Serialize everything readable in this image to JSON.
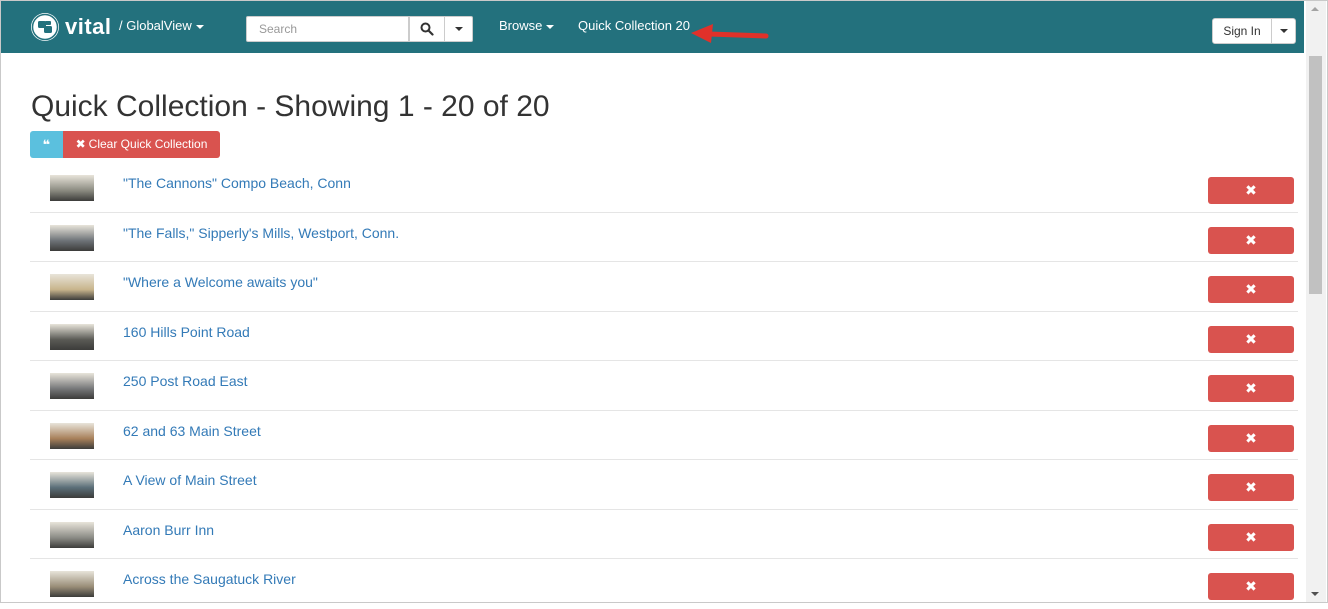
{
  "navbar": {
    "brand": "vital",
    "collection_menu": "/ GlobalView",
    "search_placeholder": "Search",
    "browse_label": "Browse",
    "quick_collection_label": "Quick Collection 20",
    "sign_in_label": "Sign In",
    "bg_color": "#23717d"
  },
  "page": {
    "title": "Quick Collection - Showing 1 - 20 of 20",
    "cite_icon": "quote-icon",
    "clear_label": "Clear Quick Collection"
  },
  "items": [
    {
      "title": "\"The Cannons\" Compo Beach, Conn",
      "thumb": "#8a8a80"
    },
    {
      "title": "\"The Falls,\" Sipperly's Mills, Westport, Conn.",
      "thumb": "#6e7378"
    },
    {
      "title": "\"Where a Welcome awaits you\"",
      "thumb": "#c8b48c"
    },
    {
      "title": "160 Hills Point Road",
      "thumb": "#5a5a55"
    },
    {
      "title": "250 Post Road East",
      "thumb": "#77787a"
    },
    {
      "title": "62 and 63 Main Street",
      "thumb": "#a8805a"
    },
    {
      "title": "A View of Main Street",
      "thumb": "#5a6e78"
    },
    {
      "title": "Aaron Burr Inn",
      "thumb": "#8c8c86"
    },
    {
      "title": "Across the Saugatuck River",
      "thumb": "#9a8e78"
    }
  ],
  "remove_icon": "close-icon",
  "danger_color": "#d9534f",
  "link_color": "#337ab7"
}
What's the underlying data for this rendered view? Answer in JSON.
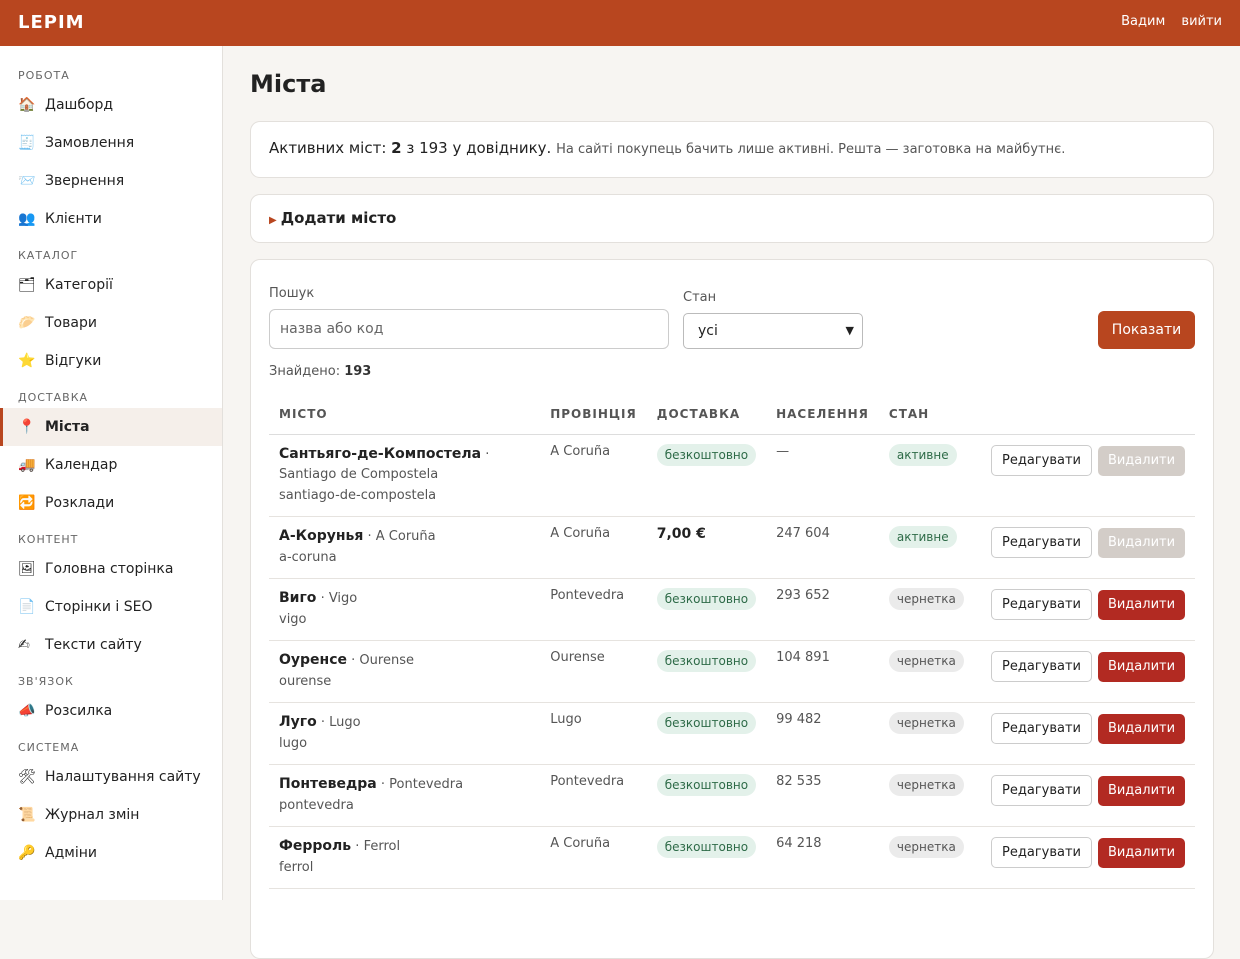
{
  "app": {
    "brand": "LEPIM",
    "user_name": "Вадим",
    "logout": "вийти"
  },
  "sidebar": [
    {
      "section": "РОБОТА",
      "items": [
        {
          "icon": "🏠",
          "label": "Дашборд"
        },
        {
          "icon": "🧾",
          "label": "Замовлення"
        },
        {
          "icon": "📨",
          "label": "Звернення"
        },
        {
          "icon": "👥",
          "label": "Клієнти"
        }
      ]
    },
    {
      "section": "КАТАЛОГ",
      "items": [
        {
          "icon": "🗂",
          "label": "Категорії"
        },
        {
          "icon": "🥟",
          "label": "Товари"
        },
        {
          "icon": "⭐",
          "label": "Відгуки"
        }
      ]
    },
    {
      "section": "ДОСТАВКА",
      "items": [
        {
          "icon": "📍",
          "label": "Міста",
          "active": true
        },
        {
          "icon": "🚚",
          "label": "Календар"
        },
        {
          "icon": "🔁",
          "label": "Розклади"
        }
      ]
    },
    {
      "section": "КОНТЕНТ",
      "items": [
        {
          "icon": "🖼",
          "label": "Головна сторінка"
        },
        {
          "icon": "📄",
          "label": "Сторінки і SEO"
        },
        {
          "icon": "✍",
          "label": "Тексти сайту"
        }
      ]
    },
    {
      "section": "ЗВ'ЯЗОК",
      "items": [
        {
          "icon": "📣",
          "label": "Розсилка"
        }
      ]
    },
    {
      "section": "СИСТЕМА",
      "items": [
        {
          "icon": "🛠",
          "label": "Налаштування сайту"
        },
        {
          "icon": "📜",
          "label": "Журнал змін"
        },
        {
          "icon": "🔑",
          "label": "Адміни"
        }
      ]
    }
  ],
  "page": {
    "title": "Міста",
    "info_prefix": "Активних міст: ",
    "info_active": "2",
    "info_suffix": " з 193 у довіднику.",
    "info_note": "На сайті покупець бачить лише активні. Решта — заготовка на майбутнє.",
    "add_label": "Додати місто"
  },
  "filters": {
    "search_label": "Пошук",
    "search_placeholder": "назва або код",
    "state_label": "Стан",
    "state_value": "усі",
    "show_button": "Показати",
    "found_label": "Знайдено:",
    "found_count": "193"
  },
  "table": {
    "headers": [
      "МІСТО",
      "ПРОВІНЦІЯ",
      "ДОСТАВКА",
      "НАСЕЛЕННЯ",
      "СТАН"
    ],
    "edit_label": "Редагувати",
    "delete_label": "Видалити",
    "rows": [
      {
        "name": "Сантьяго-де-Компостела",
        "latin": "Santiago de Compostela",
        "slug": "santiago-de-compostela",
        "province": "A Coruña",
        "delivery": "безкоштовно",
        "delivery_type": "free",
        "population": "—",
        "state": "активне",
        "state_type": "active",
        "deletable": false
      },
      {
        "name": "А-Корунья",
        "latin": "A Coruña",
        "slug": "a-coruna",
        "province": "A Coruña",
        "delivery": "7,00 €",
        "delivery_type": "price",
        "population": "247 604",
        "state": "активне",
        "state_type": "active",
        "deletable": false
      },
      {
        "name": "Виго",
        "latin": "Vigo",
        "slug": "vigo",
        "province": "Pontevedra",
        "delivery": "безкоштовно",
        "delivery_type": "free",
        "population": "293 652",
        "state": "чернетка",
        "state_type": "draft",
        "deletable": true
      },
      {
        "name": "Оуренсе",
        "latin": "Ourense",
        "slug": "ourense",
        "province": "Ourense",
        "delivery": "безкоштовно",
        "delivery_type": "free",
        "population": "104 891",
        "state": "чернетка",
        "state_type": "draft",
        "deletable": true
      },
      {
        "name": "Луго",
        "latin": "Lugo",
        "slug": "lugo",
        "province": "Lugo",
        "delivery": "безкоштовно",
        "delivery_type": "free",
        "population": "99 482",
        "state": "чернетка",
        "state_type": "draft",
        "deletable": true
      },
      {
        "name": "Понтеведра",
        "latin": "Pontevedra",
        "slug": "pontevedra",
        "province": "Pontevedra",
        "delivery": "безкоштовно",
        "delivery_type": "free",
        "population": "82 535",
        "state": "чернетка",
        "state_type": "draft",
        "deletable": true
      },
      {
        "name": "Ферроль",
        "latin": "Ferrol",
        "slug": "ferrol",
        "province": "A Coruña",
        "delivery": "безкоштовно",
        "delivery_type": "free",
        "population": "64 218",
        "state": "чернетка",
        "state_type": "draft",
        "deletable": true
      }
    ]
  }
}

= = = = =

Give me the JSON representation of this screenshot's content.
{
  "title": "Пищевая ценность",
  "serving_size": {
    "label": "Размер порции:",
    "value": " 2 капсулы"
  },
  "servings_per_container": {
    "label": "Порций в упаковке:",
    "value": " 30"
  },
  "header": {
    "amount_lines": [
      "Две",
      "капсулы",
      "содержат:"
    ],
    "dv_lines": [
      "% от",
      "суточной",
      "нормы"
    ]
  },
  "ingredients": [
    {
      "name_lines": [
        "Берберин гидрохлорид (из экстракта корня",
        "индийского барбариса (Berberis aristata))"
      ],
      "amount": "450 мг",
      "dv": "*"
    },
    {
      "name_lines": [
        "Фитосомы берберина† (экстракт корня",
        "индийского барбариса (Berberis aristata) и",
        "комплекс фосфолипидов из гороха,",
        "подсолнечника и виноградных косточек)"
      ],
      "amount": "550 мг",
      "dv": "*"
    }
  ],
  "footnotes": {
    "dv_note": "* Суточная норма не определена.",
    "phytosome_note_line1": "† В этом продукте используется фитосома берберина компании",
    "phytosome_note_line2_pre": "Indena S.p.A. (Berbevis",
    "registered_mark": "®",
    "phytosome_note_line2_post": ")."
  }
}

= = = = =

## TASK GOAL
In the listing, find every line containing the word "Street" and list it.

## SOLUTION TO THIS TASK
      "title": "62 and 63 Main Street",
      "title": "A View of Main Street",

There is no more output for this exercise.